■ **AIM OF THE EXERCISE**:
Find every line in the records below that contains the word "Přítomna", and copy each such line.

(Source data)
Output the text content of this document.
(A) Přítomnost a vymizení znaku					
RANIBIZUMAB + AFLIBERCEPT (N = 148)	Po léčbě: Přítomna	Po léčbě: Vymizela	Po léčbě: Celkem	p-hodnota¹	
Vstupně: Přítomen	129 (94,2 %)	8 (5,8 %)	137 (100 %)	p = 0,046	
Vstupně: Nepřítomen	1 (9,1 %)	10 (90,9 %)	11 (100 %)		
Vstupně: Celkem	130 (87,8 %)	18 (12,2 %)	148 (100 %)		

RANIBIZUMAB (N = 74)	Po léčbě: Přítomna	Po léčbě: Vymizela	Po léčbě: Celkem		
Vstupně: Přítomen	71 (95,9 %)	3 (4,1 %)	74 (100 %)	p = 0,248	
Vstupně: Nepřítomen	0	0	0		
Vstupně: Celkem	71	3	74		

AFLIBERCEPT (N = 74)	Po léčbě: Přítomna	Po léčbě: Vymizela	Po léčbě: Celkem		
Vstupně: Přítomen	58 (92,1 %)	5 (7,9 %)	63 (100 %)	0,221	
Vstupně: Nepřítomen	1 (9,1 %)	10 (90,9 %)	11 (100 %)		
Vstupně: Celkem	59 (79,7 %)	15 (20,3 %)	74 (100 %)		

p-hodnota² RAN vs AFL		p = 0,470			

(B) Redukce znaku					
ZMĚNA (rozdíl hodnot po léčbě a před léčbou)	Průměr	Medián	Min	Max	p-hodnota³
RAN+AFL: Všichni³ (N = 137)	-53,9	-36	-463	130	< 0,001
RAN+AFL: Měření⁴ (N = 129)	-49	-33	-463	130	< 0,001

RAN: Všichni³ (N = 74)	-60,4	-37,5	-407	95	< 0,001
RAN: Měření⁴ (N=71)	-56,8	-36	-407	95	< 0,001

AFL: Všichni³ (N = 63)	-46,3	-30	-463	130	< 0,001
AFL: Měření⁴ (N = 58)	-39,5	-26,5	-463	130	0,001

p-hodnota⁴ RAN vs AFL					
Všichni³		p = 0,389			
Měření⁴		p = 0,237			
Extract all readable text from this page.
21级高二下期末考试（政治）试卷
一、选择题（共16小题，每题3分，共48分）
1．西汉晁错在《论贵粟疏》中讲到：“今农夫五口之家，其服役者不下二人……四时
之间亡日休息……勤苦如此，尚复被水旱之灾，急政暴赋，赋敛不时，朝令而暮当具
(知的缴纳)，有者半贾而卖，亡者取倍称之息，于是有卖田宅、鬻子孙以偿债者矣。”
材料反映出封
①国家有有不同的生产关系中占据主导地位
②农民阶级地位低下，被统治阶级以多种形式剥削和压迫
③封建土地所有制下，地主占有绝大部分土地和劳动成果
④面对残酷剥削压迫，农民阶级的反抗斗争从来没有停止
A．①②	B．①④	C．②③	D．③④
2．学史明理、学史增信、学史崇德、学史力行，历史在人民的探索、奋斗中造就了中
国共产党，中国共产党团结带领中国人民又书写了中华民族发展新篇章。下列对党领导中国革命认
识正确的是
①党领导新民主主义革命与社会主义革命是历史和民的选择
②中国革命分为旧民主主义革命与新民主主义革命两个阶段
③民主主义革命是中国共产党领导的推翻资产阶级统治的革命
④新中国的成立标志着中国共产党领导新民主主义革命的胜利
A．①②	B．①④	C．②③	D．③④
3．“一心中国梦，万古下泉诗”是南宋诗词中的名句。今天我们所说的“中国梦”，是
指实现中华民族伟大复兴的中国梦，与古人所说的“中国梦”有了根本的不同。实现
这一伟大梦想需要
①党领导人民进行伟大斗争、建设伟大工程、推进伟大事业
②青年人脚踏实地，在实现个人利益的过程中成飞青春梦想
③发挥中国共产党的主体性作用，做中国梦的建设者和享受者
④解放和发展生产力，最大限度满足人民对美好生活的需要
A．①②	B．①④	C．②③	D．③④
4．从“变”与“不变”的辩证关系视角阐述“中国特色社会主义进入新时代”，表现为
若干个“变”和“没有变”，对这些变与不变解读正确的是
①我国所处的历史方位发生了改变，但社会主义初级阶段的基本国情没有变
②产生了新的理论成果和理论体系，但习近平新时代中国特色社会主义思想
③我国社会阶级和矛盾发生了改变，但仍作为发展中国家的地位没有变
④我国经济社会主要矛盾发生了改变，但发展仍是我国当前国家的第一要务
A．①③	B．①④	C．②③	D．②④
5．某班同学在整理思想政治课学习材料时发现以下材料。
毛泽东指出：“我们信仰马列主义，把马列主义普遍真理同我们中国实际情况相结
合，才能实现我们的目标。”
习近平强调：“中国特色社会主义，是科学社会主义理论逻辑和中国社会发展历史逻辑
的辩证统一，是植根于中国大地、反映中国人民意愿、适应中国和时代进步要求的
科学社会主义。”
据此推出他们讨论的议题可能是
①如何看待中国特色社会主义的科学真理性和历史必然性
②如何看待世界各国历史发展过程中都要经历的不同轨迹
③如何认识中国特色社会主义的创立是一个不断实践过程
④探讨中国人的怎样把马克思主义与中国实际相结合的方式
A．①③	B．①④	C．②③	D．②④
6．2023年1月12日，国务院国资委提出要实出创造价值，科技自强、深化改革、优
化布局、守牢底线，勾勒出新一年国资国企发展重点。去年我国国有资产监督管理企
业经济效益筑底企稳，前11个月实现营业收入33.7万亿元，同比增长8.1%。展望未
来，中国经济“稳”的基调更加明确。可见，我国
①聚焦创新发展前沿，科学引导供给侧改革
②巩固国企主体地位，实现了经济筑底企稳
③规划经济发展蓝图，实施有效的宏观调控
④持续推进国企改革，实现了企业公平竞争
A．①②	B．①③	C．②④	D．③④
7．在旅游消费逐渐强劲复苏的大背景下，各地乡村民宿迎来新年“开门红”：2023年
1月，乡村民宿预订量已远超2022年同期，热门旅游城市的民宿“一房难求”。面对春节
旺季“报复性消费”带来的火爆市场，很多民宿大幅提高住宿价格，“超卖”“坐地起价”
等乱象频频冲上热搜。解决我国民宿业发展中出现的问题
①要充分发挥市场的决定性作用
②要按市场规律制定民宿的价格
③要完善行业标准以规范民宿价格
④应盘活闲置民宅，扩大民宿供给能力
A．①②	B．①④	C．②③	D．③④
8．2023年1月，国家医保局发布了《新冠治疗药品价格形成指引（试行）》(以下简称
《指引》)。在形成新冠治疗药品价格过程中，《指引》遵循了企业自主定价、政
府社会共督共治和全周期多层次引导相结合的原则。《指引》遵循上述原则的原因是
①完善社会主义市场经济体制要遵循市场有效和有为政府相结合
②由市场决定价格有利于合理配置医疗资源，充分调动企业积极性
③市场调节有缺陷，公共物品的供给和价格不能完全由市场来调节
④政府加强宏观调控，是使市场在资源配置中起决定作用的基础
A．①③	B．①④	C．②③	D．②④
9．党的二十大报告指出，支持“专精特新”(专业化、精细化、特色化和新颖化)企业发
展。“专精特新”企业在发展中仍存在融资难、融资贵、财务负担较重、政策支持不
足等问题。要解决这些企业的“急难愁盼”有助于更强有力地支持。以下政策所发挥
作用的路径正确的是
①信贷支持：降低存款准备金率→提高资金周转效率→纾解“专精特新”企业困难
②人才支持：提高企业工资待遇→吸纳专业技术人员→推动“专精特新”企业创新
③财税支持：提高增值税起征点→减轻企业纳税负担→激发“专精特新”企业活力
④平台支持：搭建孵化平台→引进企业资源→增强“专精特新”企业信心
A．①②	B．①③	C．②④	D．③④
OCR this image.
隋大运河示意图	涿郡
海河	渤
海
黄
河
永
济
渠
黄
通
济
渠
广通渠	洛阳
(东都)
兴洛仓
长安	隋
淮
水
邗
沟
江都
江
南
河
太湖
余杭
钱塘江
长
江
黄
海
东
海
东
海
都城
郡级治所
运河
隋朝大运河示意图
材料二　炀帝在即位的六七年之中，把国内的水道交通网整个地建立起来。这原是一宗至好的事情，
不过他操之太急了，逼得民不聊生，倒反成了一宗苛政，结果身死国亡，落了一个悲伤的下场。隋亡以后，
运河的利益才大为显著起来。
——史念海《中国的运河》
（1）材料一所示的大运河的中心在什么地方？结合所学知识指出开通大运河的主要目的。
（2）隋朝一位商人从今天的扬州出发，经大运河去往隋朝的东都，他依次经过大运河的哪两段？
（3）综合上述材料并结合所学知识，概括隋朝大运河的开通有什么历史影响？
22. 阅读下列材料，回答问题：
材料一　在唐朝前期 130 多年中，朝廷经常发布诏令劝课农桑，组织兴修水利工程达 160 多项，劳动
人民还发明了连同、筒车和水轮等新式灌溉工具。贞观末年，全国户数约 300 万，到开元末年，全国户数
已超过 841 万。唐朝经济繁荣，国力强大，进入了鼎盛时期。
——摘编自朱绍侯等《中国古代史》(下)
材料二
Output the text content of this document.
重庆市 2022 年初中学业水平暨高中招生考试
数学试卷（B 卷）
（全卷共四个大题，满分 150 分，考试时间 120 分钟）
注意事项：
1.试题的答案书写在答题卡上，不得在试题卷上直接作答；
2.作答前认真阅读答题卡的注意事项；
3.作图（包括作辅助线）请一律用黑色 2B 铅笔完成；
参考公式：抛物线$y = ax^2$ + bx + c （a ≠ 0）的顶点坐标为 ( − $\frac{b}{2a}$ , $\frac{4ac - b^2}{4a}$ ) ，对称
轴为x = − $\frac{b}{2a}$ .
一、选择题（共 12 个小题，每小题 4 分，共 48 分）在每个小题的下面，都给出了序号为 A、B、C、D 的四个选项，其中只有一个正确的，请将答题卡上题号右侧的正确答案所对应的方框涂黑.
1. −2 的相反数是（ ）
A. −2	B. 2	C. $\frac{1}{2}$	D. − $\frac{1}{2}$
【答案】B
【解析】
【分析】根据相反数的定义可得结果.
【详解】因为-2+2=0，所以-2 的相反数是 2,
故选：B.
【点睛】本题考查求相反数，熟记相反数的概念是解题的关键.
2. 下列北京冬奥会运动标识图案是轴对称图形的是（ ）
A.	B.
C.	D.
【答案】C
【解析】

■ **TASK OUTPUT**:
RANIBIZUMAB + AFLIBERCEPT (N = 148)	Po léčbě: Přítomna	Po léčbě: Vymizela	Po léčbě: Celkem	p-hodnota¹	
RANIBIZUMAB (N = 74)	Po léčbě: Přítomna	Po léčbě: Vymizela	Po léčbě: Celkem		
AFLIBERCEPT (N = 74)	Po léčbě: Přítomna	Po léčbě: Vymizela	Po léčbě: Celkem		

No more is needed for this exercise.